## [Text provided]
— start —

🛒 Walmart Store Sales Forecasting

Predicting weekly department-level sales across 45 Walmart stores using historical markdown and holiday data — deployed as a live Flask web application.

📌 Problem Statement

Retail chains like Walmart face a critical challenge: accurately forecasting sales to optimize inventory, staffing, and supply chain decisions — especially during high-impact holiday seasons.

This project builds an end-to-end machine learning solution to predict weekly store sales using 2+ years of historical data from 45 Walmart stores across different US regions. The model accounts for promotional markdowns, seasonal spikes (Super Bowl, Thanksgiving, Christmas, Labour Day), and store-level features.

— end —

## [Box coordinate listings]
— start —

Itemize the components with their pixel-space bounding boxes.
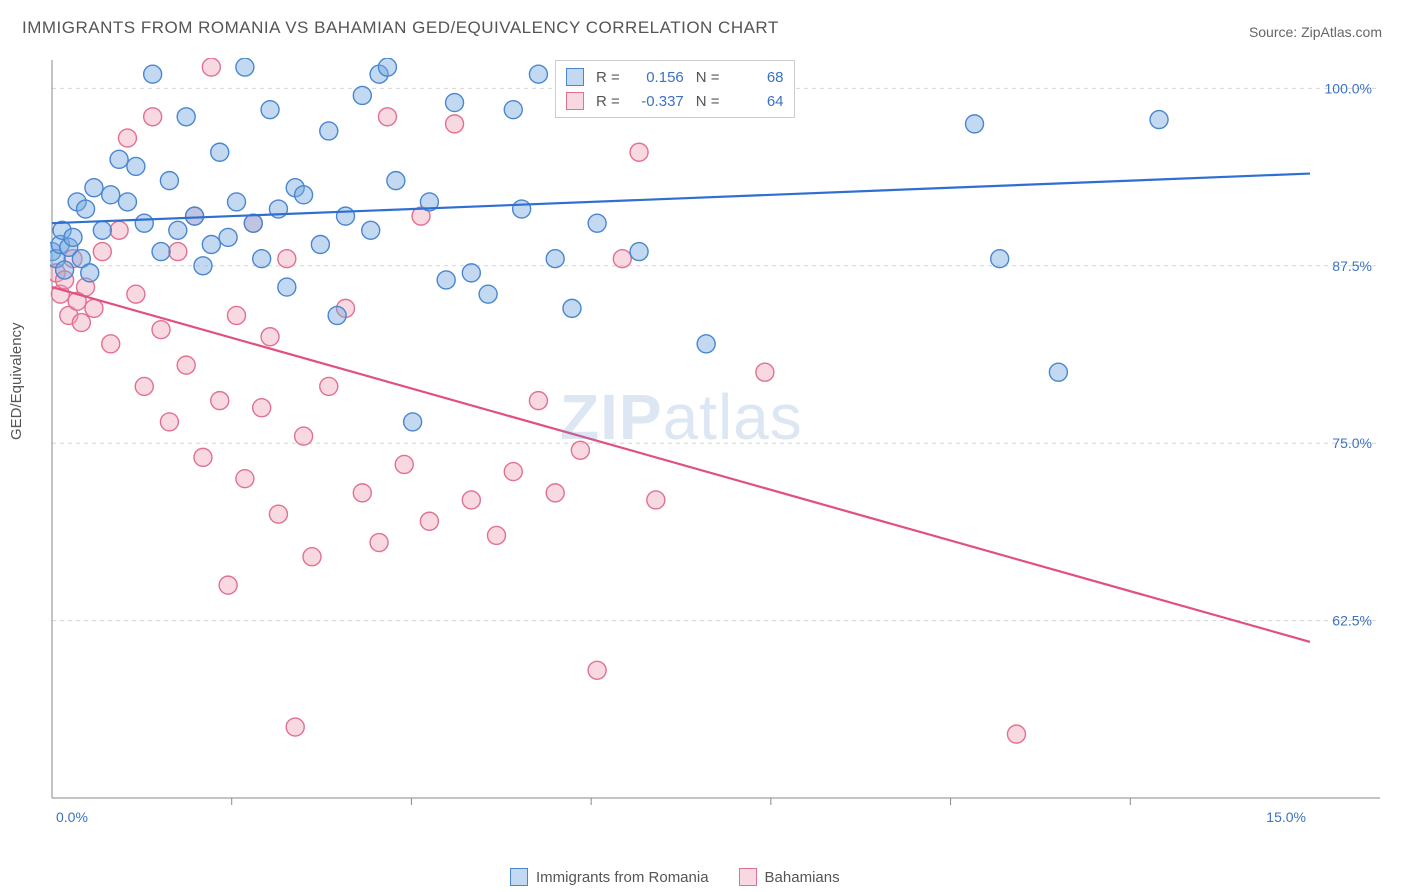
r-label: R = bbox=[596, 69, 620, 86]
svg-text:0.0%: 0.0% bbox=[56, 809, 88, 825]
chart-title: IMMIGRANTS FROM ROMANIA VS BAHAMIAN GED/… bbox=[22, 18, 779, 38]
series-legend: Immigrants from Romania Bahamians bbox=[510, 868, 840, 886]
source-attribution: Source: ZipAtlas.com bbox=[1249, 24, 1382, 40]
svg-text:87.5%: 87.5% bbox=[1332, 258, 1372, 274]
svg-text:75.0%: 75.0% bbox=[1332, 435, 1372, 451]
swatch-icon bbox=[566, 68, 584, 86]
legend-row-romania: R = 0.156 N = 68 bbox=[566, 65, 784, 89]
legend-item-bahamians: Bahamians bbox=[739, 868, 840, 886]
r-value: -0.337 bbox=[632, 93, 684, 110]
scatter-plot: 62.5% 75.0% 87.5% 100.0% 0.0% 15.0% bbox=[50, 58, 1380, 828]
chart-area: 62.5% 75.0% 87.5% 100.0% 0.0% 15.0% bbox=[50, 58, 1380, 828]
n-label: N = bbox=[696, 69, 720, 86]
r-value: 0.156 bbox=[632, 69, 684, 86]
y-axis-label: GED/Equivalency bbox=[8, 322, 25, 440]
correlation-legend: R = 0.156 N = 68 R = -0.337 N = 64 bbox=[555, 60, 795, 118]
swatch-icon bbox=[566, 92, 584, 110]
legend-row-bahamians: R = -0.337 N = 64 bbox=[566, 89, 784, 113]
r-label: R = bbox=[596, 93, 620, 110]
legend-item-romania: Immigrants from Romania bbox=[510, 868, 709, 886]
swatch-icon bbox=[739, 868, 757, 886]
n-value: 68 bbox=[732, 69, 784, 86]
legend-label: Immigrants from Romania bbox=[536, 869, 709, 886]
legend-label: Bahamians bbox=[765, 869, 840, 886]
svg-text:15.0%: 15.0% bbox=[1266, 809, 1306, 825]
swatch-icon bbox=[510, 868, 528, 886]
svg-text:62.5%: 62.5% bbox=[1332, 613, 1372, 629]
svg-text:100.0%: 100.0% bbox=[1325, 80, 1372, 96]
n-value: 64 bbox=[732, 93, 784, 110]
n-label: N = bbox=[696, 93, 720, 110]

— end —

## [Task list]
[1] Translate this sentence from the Walmart forecasting description into Spanish: "Retail chains like Walmart face a critical challenge: accurately forecasting sales to optimize inventory, staffing, and supply chain decisions — especially during high-impact holiday seasons."
[2] Answer from the Walmart forecasting description:
(a) How many Walmart stores does the project cover?
(b) As what kind of application is the project deployed?
(c) How much historical data does the project use?
[3] Retype the part of the Walmart forecasting description that opens with the words containing "Retail chains like" and closes with "and store-level features.".
Rely on the Walmart forecasting description alone.

## [Answers given]
[1] Las cadenas minoristas como Walmart enfrentan un desafío crítico: pronosticar con precisión las ventas para optimizar el inventario, el personal y las decisiones de la cadena de suministro, especialmente durante las temporadas festivas de alto impacto.

[2]
(a) 45 stores.
(b) A live Flask web application.
(c) More than two years of historical data ("2+ years").

[3]
Retail chains like Walmart face a critical challenge: accurately forecasting sales to optimize inventory, staffing, and supply chain decisions — especially during high-impact holiday seasons.

This project builds an end-to-end machine learning solution to predict weekly store sales using 2+ years of historical data from 45 Walmart stores across different US regions. The model accounts for promotional markdowns, seasonal spikes (Super Bowl, Thanksgiving, Christmas, Labour Day), and store-level features.